**YOUR TASK**
Gather each line containing the string "ylabel" from these entries.

Figure content listings
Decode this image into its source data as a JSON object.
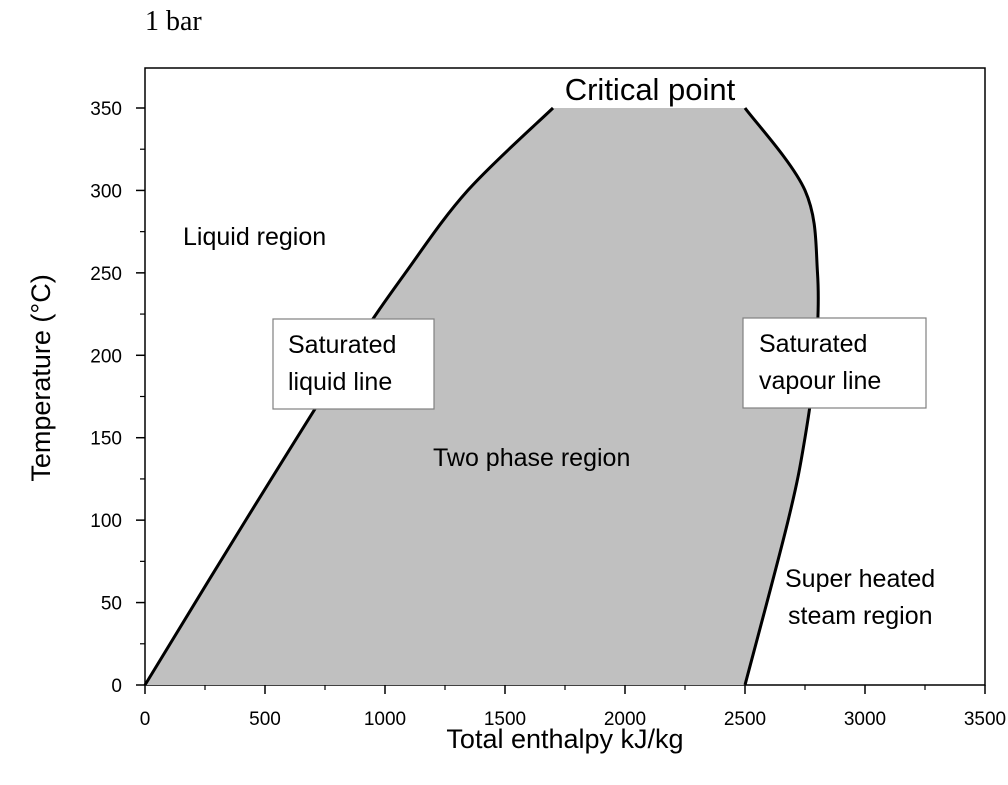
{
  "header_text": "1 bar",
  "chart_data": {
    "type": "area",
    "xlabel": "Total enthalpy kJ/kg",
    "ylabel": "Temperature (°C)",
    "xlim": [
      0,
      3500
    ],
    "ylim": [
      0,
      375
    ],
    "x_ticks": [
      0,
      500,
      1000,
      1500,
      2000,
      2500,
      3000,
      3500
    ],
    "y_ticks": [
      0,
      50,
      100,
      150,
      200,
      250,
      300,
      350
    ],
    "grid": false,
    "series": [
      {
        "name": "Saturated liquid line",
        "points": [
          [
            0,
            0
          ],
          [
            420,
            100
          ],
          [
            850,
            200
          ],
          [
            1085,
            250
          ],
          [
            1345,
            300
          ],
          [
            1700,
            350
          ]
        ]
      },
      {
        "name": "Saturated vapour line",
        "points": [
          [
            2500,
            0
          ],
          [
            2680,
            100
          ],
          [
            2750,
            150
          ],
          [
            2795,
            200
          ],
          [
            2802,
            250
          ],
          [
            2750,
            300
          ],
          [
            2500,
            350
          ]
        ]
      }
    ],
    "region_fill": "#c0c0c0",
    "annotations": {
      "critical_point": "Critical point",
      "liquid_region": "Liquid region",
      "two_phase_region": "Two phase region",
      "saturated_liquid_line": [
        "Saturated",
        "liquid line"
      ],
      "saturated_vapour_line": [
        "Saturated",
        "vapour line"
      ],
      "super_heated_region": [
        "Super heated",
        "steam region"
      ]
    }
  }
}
* * *
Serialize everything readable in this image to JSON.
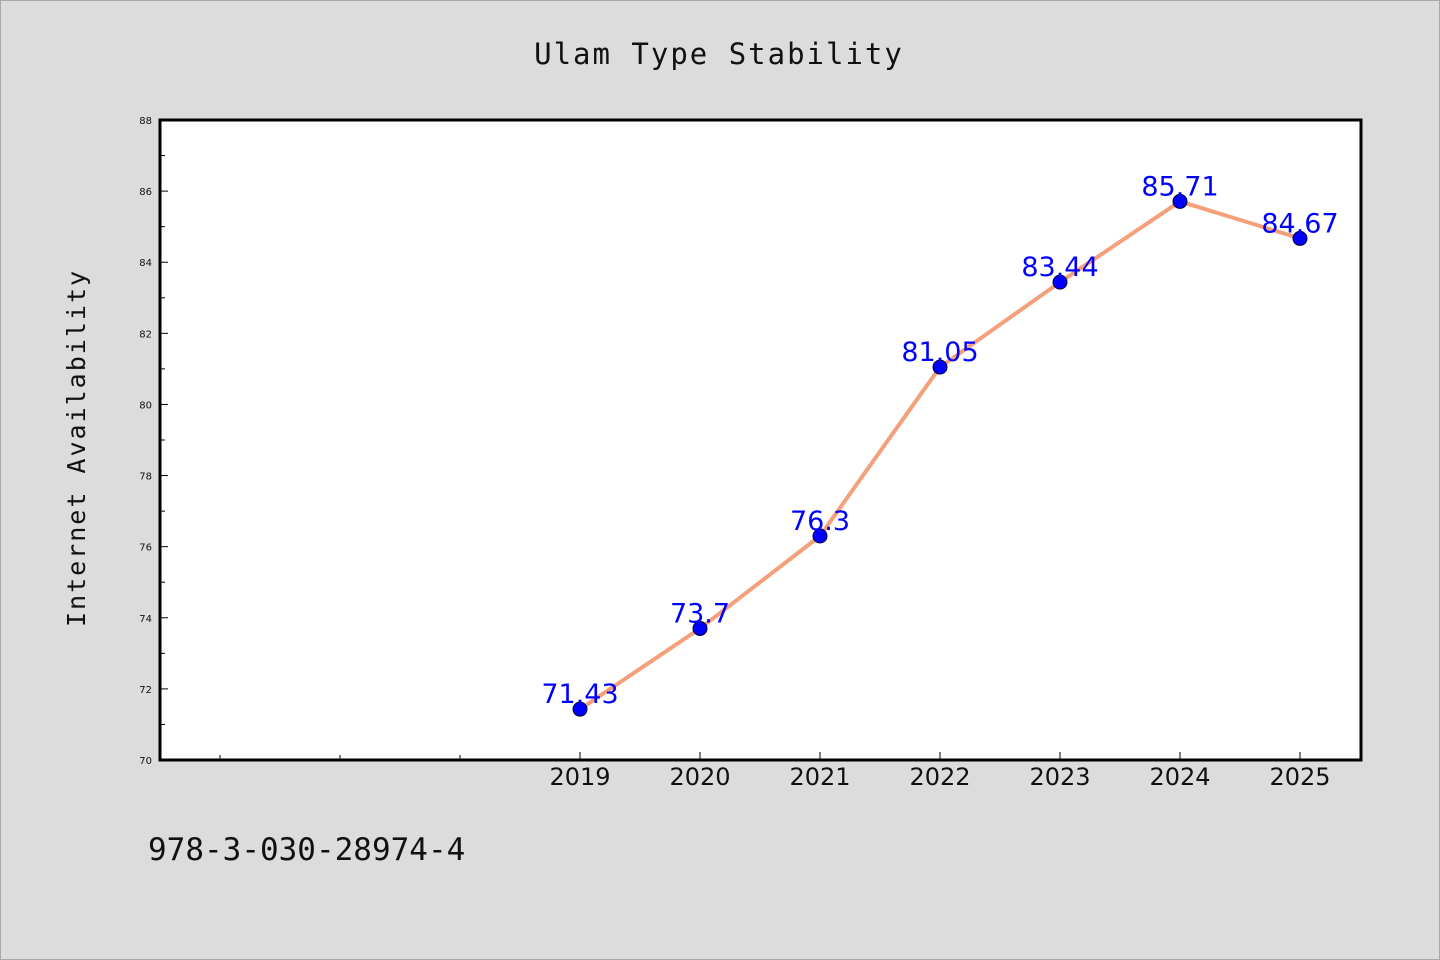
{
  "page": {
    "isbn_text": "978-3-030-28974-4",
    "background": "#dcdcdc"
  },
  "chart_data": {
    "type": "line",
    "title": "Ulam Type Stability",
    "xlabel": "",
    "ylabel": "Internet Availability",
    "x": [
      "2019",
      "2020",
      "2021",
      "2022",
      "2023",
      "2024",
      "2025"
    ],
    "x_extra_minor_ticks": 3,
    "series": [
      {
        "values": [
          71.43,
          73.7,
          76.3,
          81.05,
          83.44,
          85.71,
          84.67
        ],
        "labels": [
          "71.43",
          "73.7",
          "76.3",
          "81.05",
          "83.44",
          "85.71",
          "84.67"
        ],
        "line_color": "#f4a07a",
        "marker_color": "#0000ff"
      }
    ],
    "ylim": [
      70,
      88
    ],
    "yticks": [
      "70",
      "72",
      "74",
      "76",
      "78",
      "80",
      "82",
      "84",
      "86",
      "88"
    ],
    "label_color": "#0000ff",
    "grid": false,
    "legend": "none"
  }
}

**COMPLETE OUTPUT**
    "ylabel": "Temperature (°C)",
    "ylabel": "Internet Availability",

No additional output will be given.